> DIRECTIONS FOR THIS TASK
Type out the complete listing below word for word, without its pictures.

> DATA EXCERPTS

= = = =

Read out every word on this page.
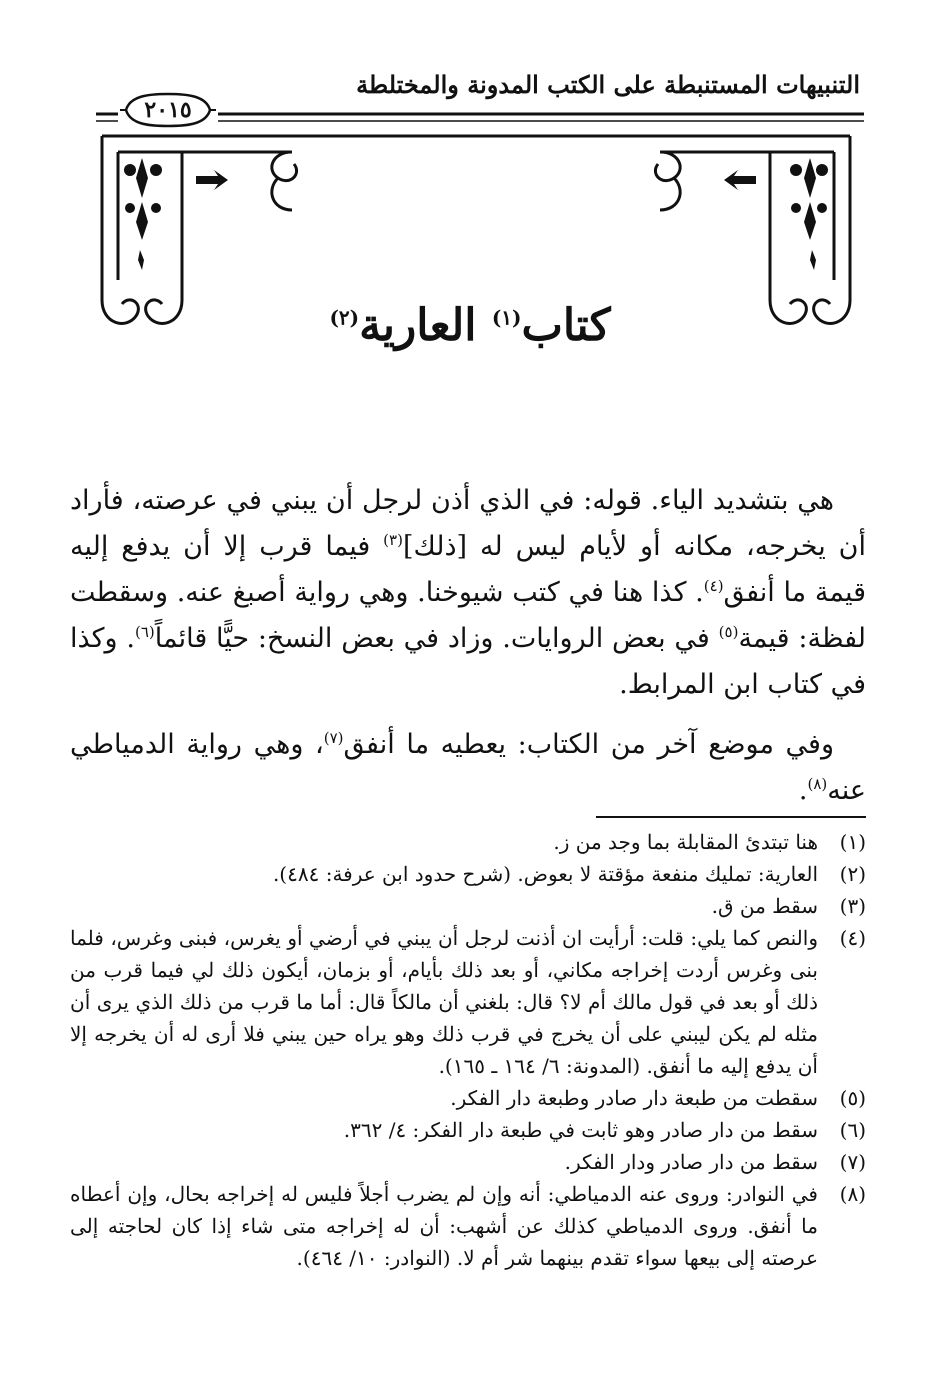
التنبيهات المستنبطة على الكتب المدونة والمختلطة
٢٠١٥
كتاب$^{(١)}$ العارية$^{(٢)}$

هي بتشديد الياء. قوله: في الذي أذن لرجل أن يبني في عرصته، فأراد أن يخرجه، مكانه أو لأيام ليس له [ذلك]$^{(٣)}$ فيما قرب إلا أن يدفع إليه قيمة ما أنفق$^{(٤)}$. كذا هنا في كتب شيوخنا. وهي رواية أصبغ عنه. وسقطت لفظة: قيمة$^{(٥)}$ في بعض الروايات. وزاد في بعض النسخ: حيًّا قائماً$^{(٦)}$. وكذا في كتاب ابن المرابط.

وفي موضع آخر من الكتاب: يعطيه ما أنفق$^{(٧)}$، وهي رواية الدمياطي عنه$^{(٨)}$.

(١)
هنا تبتدئ المقابلة بما وجد من ز.

(٢)
العارية: تمليك منفعة مؤقتة لا بعوض. (شرح حدود ابن عرفة: ٤٨٤).

(٣)
سقط من ق.

(٤)
والنص كما يلي: قلت: أرأيت ان أذنت لرجل أن يبني في أرضي أو يغرس، فبنى وغرس، فلما بنى وغرس أردت إخراجه مكاني، أو بعد ذلك بأيام، أو بزمان، أيكون ذلك لي فيما قرب من ذلك أو بعد في قول مالك أم لا؟ قال: بلغني أن مالكاً قال: أما ما قرب من ذلك الذي يرى أن مثله لم يكن ليبني على أن يخرج في قرب ذلك وهو يراه حين يبني فلا أرى له أن يخرجه إلا أن يدفع إليه ما أنفق. (المدونة: ٦/ ١٦٤ ـ ١٦٥).

(٥)
سقطت من طبعة دار صادر وطبعة دار الفكر.

(٦)
سقط من دار صادر وهو ثابت في طبعة دار الفكر: ٤/ ٣٦٢.

(٧)
سقط من دار صادر ودار الفكر.

(٨)
في النوادر: وروى عنه الدمياطي: أنه وإن لم يضرب أجلاً فليس له إخراجه بحال، وإن أعطاه ما أنفق. وروى الدمياطي كذلك عن أشهب: أن له إخراجه متى شاء إذا كان لحاجته إلى عرصته إلى بيعها سواء تقدم بينهما شر أم لا. (النوادر: ١٠/ ٤٦٤).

= = = =

> RESULT BELOW
Read out every word on this page.
التنبيهات المستنبطة على الكتب المدونة والمختلطة
٢٠١٥
كتاب$^{(١)}$ العارية$^{(٢)}$

هي بتشديد الياء. قوله: في الذي أذن لرجل أن يبني في عرصته، فأراد أن يخرجه، مكانه أو لأيام ليس له [ذلك]$^{(٣)}$ فيما قرب إلا أن يدفع إليه قيمة ما أنفق$^{(٤)}$. كذا هنا في كتب شيوخنا. وهي رواية أصبغ عنه. وسقطت لفظة: قيمة$^{(٥)}$ في بعض الروايات. وزاد في بعض النسخ: حيًّا قائماً$^{(٦)}$. وكذا في كتاب ابن المرابط.

وفي موضع آخر من الكتاب: يعطيه ما أنفق$^{(٧)}$، وهي رواية الدمياطي عنه$^{(٨)}$.

(١)
هنا تبتدئ المقابلة بما وجد من ز.

(٢)
العارية: تمليك منفعة مؤقتة لا بعوض. (شرح حدود ابن عرفة: ٤٨٤).

(٣)
سقط من ق.

(٤)
والنص كما يلي: قلت: أرأيت ان أذنت لرجل أن يبني في أرضي أو يغرس، فبنى وغرس، فلما بنى وغرس أردت إخراجه مكاني، أو بعد ذلك بأيام، أو بزمان، أيكون ذلك لي فيما قرب من ذلك أو بعد في قول مالك أم لا؟ قال: بلغني أن مالكاً قال: أما ما قرب من ذلك الذي يرى أن مثله لم يكن ليبني على أن يخرج في قرب ذلك وهو يراه حين يبني فلا أرى له أن يخرجه إلا أن يدفع إليه ما أنفق. (المدونة: ٦/ ١٦٤ ـ ١٦٥).

(٥)
سقطت من طبعة دار صادر وطبعة دار الفكر.

(٦)
سقط من دار صادر وهو ثابت في طبعة دار الفكر: ٤/ ٣٦٢.

(٧)
سقط من دار صادر ودار الفكر.

(٨)
في النوادر: وروى عنه الدمياطي: أنه وإن لم يضرب أجلاً فليس له إخراجه بحال، وإن أعطاه ما أنفق. وروى الدمياطي كذلك عن أشهب: أن له إخراجه متى شاء إذا كان لحاجته إلى عرصته إلى بيعها سواء تقدم بينهما شر أم لا. (النوادر: ١٠/ ٤٦٤).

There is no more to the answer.